# WHAT THE EXERCISE ASKS:
Transcribe all records exactly.

* START DATA ENTRIES *

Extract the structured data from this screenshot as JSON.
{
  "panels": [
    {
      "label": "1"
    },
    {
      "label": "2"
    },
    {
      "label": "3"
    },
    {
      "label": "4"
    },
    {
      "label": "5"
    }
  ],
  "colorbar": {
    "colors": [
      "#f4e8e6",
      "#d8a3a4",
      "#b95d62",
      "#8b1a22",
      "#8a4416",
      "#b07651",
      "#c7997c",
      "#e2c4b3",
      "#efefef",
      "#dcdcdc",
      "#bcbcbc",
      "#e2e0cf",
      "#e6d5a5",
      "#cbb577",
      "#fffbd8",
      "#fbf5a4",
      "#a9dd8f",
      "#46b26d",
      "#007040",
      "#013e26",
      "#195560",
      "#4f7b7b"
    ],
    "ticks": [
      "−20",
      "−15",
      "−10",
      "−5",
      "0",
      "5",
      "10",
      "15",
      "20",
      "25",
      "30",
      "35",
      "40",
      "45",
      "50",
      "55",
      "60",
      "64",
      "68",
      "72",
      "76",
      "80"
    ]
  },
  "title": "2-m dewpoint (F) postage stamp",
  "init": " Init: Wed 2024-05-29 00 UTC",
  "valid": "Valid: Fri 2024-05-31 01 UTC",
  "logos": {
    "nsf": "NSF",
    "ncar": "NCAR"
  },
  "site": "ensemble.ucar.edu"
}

* END DATA ENTRIES *

# WRITTEN SOLUTION:
Extract the structured data from this screenshot as JSON.
{
  "panels": [
    {
      "label": "1"
    },
    {
      "label": "2"
    },
    {
      "label": "3"
    },
    {
      "label": "4"
    },
    {
      "label": "5"
    }
  ],
  "colorbar": {
    "colors": [
      "#f4e8e6",
      "#d8a3a4",
      "#b95d62",
      "#8b1a22",
      "#8a4416",
      "#b07651",
      "#c7997c",
      "#e2c4b3",
      "#efefef",
      "#dcdcdc",
      "#bcbcbc",
      "#e2e0cf",
      "#e6d5a5",
      "#cbb577",
      "#fffbd8",
      "#fbf5a4",
      "#a9dd8f",
      "#46b26d",
      "#007040",
      "#013e26",
      "#195560",
      "#4f7b7b"
    ],
    "ticks": [
      "−20",
      "−15",
      "−10",
      "−5",
      "0",
      "5",
      "10",
      "15",
      "20",
      "25",
      "30",
      "35",
      "40",
      "45",
      "50",
      "55",
      "60",
      "64",
      "68",
      "72",
      "76",
      "80"
    ]
  },
  "title": "2-m dewpoint (F) postage stamp",
  "init": " Init: Wed 2024-05-29 00 UTC",
  "valid": "Valid: Fri 2024-05-31 01 UTC",
  "logos": {
    "nsf": "NSF",
    "ncar": "NCAR"
  },
  "site": "ensemble.ucar.edu"
}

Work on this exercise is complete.